▶ _JOB_
Duplicate every line of the entries below word for word, omitting the pictures.

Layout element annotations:
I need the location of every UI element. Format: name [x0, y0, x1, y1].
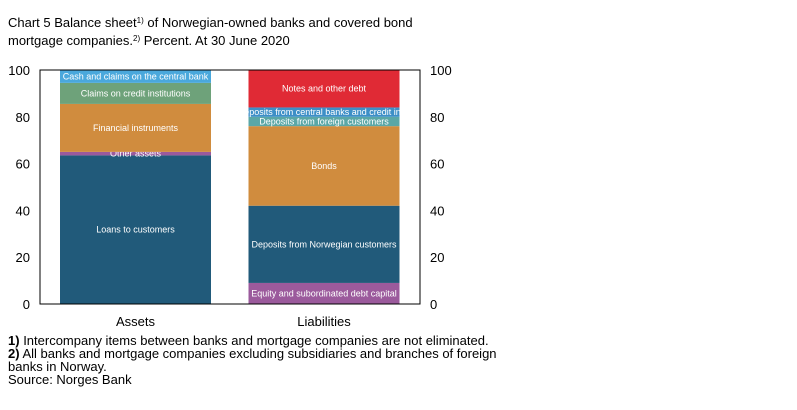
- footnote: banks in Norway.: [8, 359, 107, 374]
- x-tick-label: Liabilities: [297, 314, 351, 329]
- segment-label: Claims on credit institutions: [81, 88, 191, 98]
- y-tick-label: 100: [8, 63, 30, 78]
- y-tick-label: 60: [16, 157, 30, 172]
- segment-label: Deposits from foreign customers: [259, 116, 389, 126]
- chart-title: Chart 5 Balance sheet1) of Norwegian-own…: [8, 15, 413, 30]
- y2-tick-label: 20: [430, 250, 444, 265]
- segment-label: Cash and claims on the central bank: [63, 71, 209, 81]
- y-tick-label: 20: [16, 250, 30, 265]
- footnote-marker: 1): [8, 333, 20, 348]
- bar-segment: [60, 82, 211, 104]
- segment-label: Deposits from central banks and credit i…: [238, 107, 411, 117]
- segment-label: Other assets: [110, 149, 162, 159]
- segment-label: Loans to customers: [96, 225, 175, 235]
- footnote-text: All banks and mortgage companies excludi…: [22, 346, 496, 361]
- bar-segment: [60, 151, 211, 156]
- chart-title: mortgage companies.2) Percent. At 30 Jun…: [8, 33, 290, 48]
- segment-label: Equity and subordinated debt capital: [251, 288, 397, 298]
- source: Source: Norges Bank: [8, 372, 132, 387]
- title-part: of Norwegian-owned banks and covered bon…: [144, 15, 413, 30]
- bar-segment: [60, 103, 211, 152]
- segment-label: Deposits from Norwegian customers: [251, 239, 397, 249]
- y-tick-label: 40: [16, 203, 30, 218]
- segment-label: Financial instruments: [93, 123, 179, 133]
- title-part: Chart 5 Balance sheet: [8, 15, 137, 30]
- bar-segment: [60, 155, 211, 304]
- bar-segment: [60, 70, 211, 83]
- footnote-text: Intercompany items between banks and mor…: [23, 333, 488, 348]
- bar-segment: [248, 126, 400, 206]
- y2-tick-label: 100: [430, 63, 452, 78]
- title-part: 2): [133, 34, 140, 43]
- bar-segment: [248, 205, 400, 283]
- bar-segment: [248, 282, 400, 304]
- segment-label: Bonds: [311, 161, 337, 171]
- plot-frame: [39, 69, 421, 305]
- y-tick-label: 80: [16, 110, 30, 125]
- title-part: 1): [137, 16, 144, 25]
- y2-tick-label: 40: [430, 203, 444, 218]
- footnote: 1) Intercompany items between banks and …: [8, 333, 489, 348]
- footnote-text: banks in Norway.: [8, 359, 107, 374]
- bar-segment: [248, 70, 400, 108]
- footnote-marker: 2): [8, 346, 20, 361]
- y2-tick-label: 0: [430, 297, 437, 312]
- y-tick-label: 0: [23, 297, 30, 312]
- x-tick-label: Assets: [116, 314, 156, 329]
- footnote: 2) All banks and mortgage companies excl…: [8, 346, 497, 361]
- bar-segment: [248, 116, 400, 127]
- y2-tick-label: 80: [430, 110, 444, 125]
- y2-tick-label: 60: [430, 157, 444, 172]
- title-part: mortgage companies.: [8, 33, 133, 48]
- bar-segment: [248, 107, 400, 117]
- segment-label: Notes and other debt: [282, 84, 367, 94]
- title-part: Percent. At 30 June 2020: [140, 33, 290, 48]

▶ _WRITTEN SOLUTION_
I need the location of every UI element. Format: name [x0, y0, x1, y1].
- footnote: banks in Norway.: [8, 359, 107, 374]
- x-tick-label: Liabilities: [297, 314, 351, 329]
- segment-label: Claims on credit institutions: [81, 88, 191, 98]
- y-tick-label: 100: [8, 63, 30, 78]
- y-tick-label: 60: [16, 157, 30, 172]
- segment-label: Deposits from foreign customers: [259, 116, 389, 126]
- chart-title: Chart 5 Balance sheet1) of Norwegian-own…: [8, 15, 413, 30]
- y2-tick-label: 20: [430, 250, 444, 265]
- segment-label: Cash and claims on the central bank: [63, 71, 209, 81]
- y-tick-label: 20: [16, 250, 30, 265]
- footnote-marker: 1): [8, 333, 20, 348]
- bar-segment: [60, 82, 211, 104]
- segment-label: Deposits from central banks and credit i…: [238, 107, 411, 117]
- segment-label: Other assets: [110, 149, 162, 159]
- segment-label: Loans to customers: [96, 225, 175, 235]
- footnote-text: All banks and mortgage companies excludi…: [22, 346, 496, 361]
- bar-segment: [60, 151, 211, 156]
- chart-title: mortgage companies.2) Percent. At 30 Jun…: [8, 33, 290, 48]
- segment-label: Equity and subordinated debt capital: [251, 288, 397, 298]
- source: Source: Norges Bank: [8, 372, 132, 387]
- title-part: of Norwegian-owned banks and covered bon…: [144, 15, 413, 30]
- bar-segment: [60, 103, 211, 152]
- segment-label: Deposits from Norwegian customers: [251, 239, 397, 249]
- y-tick-label: 40: [16, 203, 30, 218]
- segment-label: Financial instruments: [93, 123, 179, 133]
- title-part: Chart 5 Balance sheet: [8, 15, 137, 30]
- bar-segment: [60, 155, 211, 304]
- bar-segment: [60, 70, 211, 83]
- footnote-text: Intercompany items between banks and mor…: [23, 333, 488, 348]
- bar-segment: [248, 126, 400, 206]
- y2-tick-label: 100: [430, 63, 452, 78]
- title-part: 2): [133, 34, 140, 43]
- bar-segment: [248, 205, 400, 283]
- bar-segment: [248, 282, 400, 304]
- segment-label: Bonds: [311, 161, 337, 171]
- plot-frame: [39, 69, 421, 305]
- y-tick-label: 80: [16, 110, 30, 125]
- title-part: 1): [137, 16, 144, 25]
- y2-tick-label: 40: [430, 203, 444, 218]
- footnote: 1) Intercompany items between banks and …: [8, 333, 489, 348]
- footnote-text: banks in Norway.: [8, 359, 107, 374]
- bar-segment: [248, 70, 400, 108]
- footnote-marker: 2): [8, 346, 20, 361]
- y2-tick-label: 0: [430, 297, 437, 312]
- y-tick-label: 0: [23, 297, 30, 312]
- x-tick-label: Assets: [116, 314, 156, 329]
- footnote: 2) All banks and mortgage companies excl…: [8, 346, 497, 361]
- bar-segment: [248, 116, 400, 127]
- y2-tick-label: 80: [430, 110, 444, 125]
- y2-tick-label: 60: [430, 157, 444, 172]
- title-part: mortgage companies.: [8, 33, 133, 48]
- bar-segment: [248, 107, 400, 117]
- segment-label: Notes and other debt: [282, 84, 367, 94]
- title-part: Percent. At 30 June 2020: [140, 33, 290, 48]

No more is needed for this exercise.